▸ Given entries:
## Begin
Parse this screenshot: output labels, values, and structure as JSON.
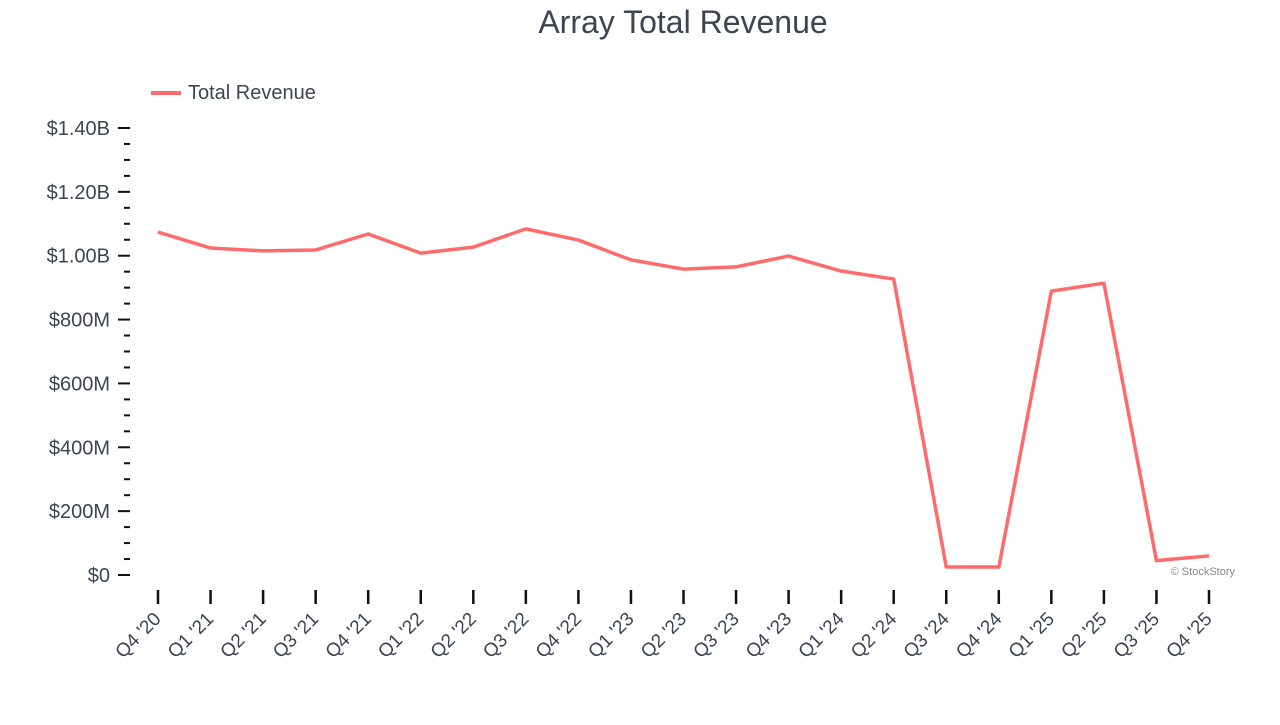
{
  "chart_data": {
    "type": "line",
    "title": "Array Total Revenue",
    "xlabel": "",
    "ylabel": "",
    "categories": [
      "Q4 '20",
      "Q1 '21",
      "Q2 '21",
      "Q3 '21",
      "Q4 '21",
      "Q1 '22",
      "Q2 '22",
      "Q3 '22",
      "Q4 '22",
      "Q1 '23",
      "Q2 '23",
      "Q3 '23",
      "Q4 '23",
      "Q1 '24",
      "Q2 '24",
      "Q3 '24",
      "Q4 '24",
      "Q1 '25",
      "Q2 '25",
      "Q3 '25",
      "Q4 '25"
    ],
    "series": [
      {
        "name": "Total Revenue",
        "color": "#ff6b6b",
        "values": [
          1074,
          1024,
          1015,
          1018,
          1068,
          1008,
          1027,
          1084,
          1049,
          987,
          958,
          965,
          999,
          952,
          927,
          25,
          25,
          889,
          914,
          45,
          60
        ]
      }
    ],
    "unit": "millions USD",
    "ylim": [
      0,
      1400
    ],
    "yticks": [
      0,
      200,
      400,
      600,
      800,
      1000,
      1200,
      1400
    ],
    "ytick_labels": [
      "$0",
      "$200M",
      "$400M",
      "$600M",
      "$800M",
      "$1.00B",
      "$1.20B",
      "$1.40B"
    ],
    "grid": false,
    "legend": "top-left",
    "watermark": "© StockStory"
  }
}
## End
Output the entries above exactly. Drop the pictures.

▸ Result of this task:
Parse this screenshot: output labels, values, and structure as JSON.
{
  "chart_data": {
    "type": "line",
    "title": "Array Total Revenue",
    "xlabel": "",
    "ylabel": "",
    "categories": [
      "Q4 '20",
      "Q1 '21",
      "Q2 '21",
      "Q3 '21",
      "Q4 '21",
      "Q1 '22",
      "Q2 '22",
      "Q3 '22",
      "Q4 '22",
      "Q1 '23",
      "Q2 '23",
      "Q3 '23",
      "Q4 '23",
      "Q1 '24",
      "Q2 '24",
      "Q3 '24",
      "Q4 '24",
      "Q1 '25",
      "Q2 '25",
      "Q3 '25",
      "Q4 '25"
    ],
    "series": [
      {
        "name": "Total Revenue",
        "color": "#ff6b6b",
        "values": [
          1074,
          1024,
          1015,
          1018,
          1068,
          1008,
          1027,
          1084,
          1049,
          987,
          958,
          965,
          999,
          952,
          927,
          25,
          25,
          889,
          914,
          45,
          60
        ]
      }
    ],
    "unit": "millions USD",
    "ylim": [
      0,
      1400
    ],
    "yticks": [
      0,
      200,
      400,
      600,
      800,
      1000,
      1200,
      1400
    ],
    "ytick_labels": [
      "$0",
      "$200M",
      "$400M",
      "$600M",
      "$800M",
      "$1.00B",
      "$1.20B",
      "$1.40B"
    ],
    "grid": false,
    "legend": "top-left",
    "watermark": "© StockStory"
  }
}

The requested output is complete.